— start of SUPPLIED ENTRIES —
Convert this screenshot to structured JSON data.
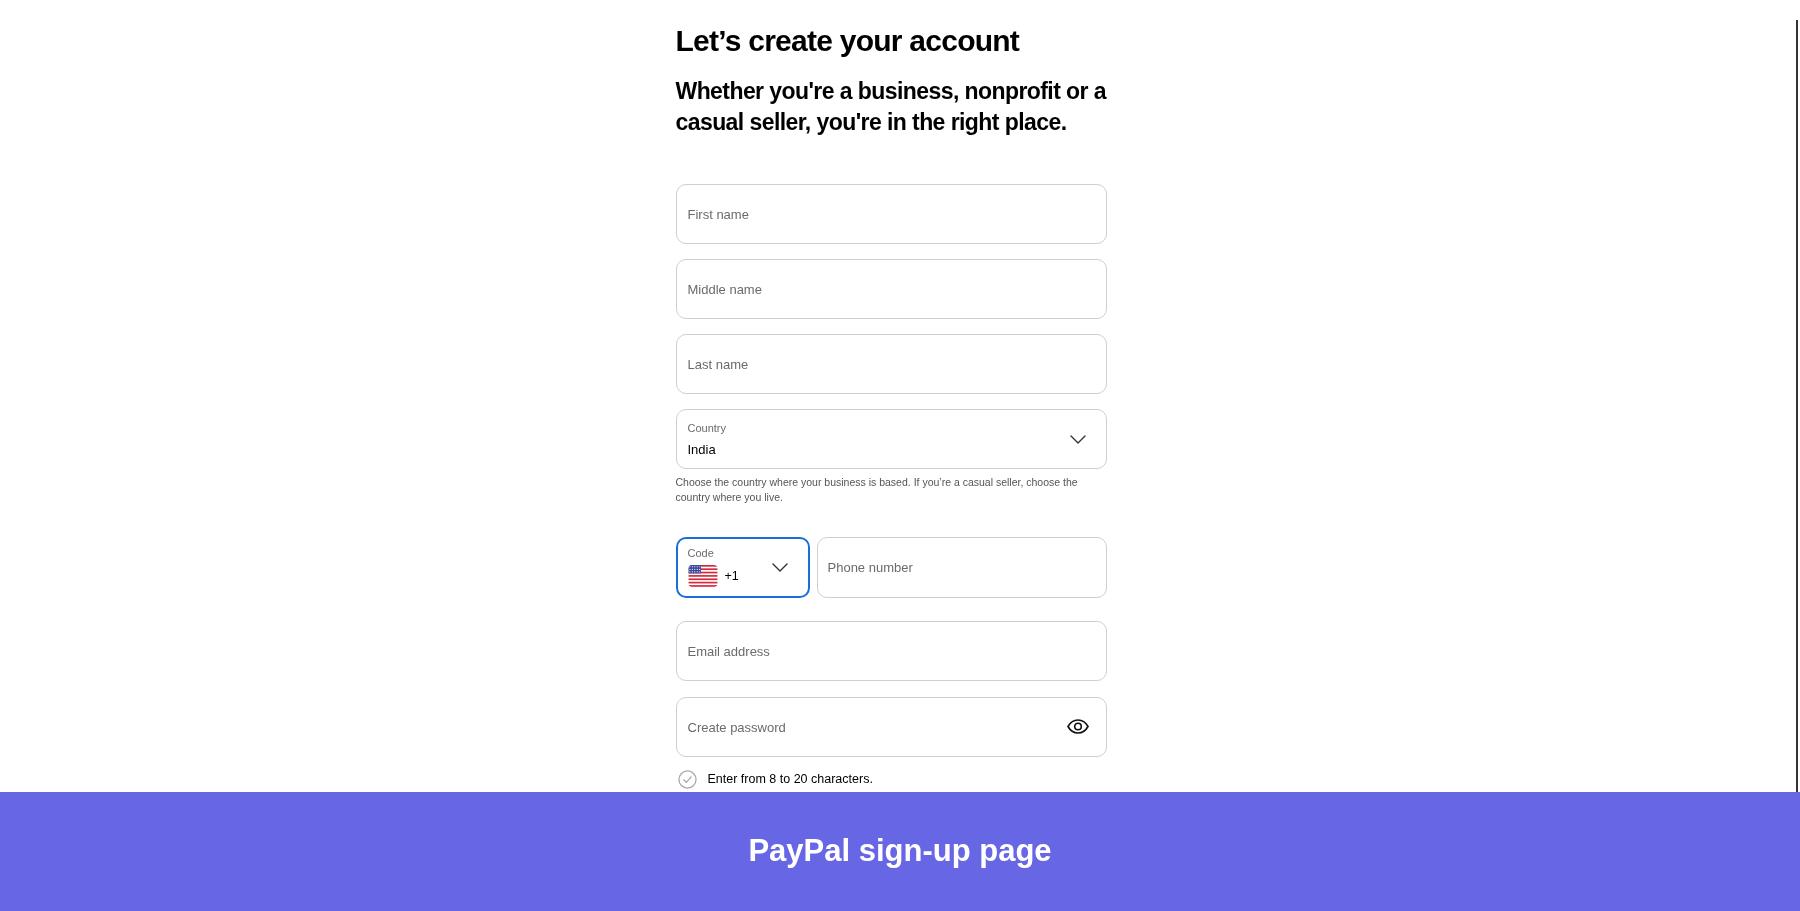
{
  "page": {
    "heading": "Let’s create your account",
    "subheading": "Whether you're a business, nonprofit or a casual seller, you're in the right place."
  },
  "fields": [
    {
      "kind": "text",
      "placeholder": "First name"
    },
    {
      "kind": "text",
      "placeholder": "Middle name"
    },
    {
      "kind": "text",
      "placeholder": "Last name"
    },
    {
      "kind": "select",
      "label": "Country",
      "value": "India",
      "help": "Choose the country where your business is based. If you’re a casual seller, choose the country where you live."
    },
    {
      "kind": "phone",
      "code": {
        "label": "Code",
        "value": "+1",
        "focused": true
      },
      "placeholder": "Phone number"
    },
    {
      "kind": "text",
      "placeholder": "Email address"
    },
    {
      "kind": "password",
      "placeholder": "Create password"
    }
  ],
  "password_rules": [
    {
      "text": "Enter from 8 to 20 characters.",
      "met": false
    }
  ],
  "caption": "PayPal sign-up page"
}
— end of SUPPLIED ENTRIES —
— start of SUPPLIED ENTRIES —
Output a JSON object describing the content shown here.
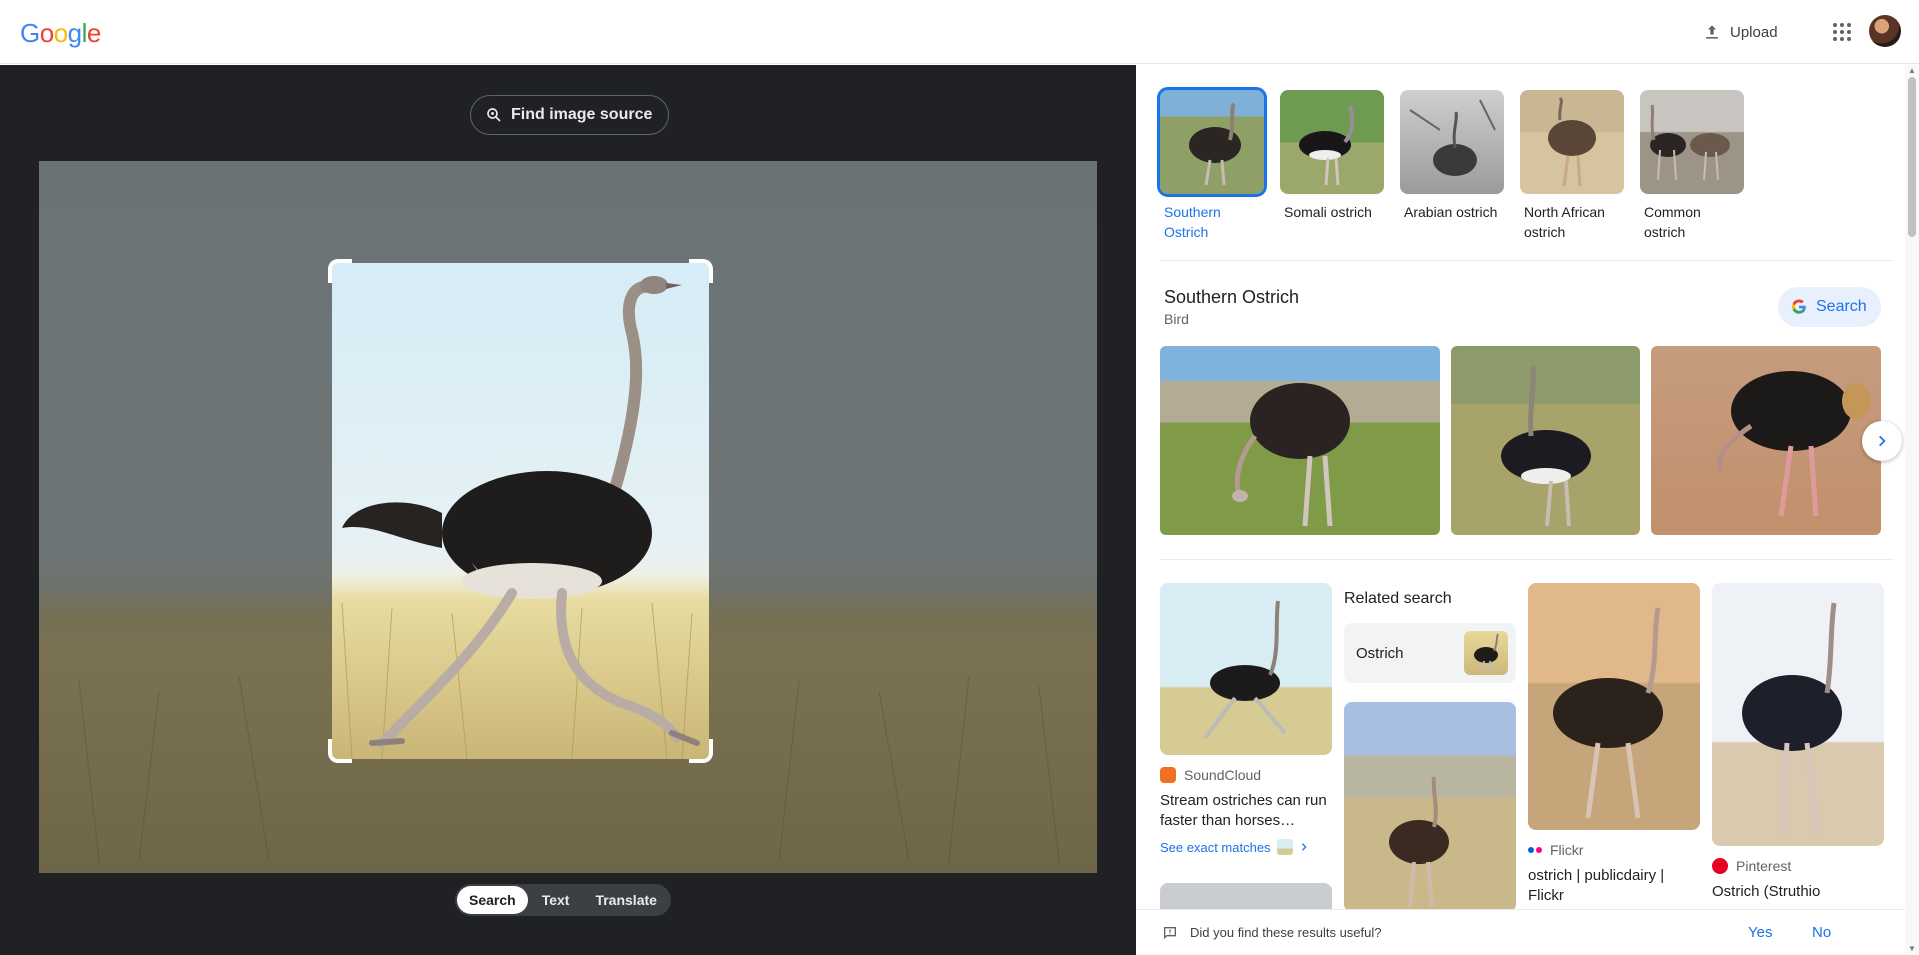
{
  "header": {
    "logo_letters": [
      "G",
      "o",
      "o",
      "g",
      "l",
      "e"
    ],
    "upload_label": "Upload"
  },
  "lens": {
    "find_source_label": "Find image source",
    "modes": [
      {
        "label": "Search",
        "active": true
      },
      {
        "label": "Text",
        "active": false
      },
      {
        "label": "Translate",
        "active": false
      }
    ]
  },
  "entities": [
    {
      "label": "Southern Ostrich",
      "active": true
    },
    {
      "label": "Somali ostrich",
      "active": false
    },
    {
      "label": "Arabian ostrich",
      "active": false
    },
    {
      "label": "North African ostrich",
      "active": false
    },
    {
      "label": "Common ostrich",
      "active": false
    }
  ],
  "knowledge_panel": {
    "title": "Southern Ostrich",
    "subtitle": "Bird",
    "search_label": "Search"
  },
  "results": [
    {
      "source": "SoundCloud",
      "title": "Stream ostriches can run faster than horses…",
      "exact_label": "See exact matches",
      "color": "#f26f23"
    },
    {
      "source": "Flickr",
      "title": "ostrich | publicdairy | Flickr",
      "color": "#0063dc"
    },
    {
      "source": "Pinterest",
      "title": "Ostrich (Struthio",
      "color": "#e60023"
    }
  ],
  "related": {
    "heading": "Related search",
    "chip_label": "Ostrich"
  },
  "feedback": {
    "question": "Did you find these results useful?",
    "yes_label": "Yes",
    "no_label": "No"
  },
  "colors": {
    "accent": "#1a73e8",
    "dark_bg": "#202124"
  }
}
— end of SUPPLIED ENTRIES —
**GOAL**
Going through the data above, count the lines where the string "name" appears, and answer with only that number.

**EXERCISE OUTPUT**
3